[START]

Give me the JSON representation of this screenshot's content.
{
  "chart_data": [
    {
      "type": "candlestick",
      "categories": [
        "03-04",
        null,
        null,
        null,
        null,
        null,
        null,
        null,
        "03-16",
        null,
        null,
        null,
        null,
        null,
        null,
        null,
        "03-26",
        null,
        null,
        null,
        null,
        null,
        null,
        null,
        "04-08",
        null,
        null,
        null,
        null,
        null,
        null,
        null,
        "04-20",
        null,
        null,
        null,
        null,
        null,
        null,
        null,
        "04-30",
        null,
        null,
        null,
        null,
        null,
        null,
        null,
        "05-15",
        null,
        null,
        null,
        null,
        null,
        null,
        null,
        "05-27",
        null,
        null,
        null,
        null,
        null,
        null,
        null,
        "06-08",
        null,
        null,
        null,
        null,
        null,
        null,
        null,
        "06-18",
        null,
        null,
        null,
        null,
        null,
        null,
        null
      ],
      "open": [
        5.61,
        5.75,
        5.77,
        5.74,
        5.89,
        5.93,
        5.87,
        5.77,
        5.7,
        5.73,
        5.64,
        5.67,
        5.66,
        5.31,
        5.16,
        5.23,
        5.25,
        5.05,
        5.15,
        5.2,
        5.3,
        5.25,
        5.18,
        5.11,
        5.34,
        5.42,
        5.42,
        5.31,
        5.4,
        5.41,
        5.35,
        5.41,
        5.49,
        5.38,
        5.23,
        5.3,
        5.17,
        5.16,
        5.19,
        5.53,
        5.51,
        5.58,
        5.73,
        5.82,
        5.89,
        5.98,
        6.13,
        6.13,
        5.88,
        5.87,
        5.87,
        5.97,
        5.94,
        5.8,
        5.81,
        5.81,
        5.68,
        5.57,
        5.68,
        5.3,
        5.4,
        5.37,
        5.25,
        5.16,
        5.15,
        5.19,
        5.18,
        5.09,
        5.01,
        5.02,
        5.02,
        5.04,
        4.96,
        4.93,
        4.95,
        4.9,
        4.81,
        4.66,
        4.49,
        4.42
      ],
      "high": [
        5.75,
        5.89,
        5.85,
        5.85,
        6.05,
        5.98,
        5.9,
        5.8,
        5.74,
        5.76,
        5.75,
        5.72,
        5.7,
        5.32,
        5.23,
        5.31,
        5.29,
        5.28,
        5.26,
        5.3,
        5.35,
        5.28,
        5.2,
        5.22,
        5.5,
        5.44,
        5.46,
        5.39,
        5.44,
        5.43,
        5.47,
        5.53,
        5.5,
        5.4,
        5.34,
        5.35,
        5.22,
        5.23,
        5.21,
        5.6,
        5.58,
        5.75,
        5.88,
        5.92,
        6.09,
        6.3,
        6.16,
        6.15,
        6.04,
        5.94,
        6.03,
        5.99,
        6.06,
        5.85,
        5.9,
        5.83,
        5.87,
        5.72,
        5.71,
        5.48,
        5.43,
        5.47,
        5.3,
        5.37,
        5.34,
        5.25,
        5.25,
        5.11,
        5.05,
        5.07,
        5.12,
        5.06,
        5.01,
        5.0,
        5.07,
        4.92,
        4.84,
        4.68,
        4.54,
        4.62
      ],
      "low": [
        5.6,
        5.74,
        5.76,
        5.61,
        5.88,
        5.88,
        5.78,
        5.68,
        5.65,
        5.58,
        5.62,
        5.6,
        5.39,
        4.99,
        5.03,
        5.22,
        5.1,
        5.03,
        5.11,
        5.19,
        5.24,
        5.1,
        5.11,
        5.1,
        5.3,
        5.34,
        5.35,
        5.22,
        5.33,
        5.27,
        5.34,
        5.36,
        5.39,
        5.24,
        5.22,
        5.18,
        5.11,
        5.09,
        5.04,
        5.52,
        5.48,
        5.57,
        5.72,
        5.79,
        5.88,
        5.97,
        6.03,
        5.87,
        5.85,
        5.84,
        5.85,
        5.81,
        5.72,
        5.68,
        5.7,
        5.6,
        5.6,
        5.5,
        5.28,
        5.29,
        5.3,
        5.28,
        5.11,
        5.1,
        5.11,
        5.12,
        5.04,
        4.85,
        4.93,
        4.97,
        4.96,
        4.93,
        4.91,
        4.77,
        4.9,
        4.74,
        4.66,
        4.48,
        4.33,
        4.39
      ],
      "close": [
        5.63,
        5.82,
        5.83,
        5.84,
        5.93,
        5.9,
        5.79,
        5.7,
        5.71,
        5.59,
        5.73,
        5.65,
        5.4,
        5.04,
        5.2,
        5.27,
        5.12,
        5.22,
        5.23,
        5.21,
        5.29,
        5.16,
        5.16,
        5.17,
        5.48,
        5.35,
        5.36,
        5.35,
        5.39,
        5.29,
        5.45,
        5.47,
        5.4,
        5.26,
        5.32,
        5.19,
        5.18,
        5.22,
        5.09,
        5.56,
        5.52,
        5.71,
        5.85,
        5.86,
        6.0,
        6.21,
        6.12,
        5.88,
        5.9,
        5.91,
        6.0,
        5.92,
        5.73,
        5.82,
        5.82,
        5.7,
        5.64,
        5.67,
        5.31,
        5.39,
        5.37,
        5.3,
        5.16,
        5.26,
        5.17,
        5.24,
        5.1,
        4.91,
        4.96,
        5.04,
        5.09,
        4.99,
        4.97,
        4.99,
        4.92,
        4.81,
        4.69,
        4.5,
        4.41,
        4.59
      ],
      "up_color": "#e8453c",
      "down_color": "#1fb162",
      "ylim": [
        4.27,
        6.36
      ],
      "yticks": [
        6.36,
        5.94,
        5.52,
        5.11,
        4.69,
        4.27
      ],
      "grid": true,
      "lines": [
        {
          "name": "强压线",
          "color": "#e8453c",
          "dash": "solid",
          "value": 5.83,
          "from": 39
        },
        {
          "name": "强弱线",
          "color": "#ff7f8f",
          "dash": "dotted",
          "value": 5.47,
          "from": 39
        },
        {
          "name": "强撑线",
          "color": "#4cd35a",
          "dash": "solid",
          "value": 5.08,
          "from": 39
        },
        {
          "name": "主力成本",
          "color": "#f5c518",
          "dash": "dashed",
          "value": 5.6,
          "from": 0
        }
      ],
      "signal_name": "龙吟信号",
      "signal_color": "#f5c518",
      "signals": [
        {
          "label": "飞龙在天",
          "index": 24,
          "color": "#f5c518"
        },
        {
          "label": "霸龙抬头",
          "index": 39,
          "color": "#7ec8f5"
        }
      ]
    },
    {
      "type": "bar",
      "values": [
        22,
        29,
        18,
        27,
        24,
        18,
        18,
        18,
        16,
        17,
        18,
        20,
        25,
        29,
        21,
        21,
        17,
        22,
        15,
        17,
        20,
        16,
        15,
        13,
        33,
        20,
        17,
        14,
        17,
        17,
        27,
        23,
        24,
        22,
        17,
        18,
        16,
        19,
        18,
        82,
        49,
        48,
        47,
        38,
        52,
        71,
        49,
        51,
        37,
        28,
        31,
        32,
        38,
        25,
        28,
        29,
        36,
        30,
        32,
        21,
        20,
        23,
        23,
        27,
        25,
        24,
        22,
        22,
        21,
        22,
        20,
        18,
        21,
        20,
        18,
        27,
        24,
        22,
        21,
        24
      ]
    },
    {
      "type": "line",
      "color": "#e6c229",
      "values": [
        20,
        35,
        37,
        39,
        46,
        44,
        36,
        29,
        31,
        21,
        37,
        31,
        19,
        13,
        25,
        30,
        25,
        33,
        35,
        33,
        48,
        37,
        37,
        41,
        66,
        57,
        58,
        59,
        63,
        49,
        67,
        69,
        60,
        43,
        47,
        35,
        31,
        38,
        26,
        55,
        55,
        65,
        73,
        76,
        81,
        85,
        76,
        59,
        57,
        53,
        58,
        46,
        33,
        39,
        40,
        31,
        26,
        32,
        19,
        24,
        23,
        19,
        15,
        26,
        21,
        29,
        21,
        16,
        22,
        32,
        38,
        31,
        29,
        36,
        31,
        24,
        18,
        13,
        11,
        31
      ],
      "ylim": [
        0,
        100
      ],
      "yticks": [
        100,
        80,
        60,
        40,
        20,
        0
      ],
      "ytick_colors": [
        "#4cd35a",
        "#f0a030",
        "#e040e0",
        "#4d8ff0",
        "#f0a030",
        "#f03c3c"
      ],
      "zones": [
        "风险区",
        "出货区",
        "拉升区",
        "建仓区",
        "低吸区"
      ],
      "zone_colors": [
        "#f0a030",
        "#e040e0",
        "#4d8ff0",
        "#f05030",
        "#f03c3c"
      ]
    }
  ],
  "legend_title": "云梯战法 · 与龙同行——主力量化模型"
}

[END]

Your objective
Show, from the material above, each line that includes the string "dash".

The reply
          "dash": "solid",
          "dash": "dotted",
          "dash": "solid",
          "dash": "dashed",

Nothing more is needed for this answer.